▶ [TASK OBJECTIVE]: Return the number of lines holding "this", with nothing added.

Dataset entries:
-------
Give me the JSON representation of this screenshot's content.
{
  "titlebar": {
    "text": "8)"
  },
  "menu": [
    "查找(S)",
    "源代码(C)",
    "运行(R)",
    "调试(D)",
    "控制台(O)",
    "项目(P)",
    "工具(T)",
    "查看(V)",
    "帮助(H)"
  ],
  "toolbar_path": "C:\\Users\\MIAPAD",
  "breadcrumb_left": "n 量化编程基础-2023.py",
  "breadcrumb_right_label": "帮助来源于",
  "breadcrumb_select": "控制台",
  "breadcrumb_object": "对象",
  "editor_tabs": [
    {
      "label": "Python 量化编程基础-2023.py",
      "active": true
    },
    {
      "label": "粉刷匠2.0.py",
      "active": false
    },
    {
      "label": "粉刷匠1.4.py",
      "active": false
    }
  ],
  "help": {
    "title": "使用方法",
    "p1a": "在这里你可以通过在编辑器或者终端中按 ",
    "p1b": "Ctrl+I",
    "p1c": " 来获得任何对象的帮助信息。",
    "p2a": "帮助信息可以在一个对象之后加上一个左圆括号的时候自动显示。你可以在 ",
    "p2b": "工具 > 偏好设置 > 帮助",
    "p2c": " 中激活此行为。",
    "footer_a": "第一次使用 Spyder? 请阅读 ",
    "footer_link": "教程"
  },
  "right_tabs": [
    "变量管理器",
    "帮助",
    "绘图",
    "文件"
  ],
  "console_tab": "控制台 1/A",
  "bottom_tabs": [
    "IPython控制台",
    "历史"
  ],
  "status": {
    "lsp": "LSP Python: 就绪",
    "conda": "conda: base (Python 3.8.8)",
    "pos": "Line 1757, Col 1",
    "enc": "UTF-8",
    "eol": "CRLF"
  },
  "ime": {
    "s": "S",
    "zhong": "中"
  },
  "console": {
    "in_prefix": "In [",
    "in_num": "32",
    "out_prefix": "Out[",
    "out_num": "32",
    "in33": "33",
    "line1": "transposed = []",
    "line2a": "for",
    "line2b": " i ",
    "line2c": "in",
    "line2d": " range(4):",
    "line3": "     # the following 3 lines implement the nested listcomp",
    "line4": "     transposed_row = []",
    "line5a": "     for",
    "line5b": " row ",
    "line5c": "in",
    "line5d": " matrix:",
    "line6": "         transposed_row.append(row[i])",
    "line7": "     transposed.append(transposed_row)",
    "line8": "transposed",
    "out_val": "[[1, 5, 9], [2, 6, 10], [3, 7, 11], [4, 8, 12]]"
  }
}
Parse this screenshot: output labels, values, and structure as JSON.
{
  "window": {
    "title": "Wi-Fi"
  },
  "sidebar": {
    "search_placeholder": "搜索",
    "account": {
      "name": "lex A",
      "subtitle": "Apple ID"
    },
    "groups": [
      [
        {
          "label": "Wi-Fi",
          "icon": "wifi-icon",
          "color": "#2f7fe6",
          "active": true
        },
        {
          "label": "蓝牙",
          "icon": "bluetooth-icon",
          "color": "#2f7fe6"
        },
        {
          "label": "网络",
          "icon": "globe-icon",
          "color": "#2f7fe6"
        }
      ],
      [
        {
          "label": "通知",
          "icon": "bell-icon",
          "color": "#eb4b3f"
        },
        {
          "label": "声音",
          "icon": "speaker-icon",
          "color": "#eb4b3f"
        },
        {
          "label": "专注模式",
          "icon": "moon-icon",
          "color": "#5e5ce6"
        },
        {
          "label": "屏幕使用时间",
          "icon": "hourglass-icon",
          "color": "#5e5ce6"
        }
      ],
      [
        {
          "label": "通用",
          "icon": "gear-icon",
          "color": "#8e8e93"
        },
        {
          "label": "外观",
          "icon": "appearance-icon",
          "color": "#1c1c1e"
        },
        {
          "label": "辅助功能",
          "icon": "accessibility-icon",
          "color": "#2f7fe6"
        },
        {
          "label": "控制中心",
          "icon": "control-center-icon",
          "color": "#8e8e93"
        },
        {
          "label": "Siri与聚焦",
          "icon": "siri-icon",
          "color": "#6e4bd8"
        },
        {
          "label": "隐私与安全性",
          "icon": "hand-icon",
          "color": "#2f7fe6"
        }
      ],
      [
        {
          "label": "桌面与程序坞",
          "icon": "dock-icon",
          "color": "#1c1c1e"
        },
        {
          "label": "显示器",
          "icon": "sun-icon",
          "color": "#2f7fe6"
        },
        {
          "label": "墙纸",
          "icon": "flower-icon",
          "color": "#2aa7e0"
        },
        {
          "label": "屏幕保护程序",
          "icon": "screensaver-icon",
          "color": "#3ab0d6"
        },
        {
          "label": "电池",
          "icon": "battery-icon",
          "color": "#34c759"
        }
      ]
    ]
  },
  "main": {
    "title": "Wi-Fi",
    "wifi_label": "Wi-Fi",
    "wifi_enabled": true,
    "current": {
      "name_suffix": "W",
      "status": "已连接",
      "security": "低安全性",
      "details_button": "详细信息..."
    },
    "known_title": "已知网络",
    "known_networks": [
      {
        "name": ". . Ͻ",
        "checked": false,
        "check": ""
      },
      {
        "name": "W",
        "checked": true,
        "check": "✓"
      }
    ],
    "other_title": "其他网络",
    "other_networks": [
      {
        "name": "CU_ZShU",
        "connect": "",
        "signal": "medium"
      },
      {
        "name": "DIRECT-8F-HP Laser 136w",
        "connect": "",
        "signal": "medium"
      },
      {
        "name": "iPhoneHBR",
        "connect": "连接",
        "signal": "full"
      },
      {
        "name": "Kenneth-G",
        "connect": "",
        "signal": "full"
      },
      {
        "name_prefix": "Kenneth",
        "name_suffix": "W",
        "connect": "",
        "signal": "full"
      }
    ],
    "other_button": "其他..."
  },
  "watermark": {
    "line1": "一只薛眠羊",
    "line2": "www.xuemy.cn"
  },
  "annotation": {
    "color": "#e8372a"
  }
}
-------
▶ [RESPONSE]: 2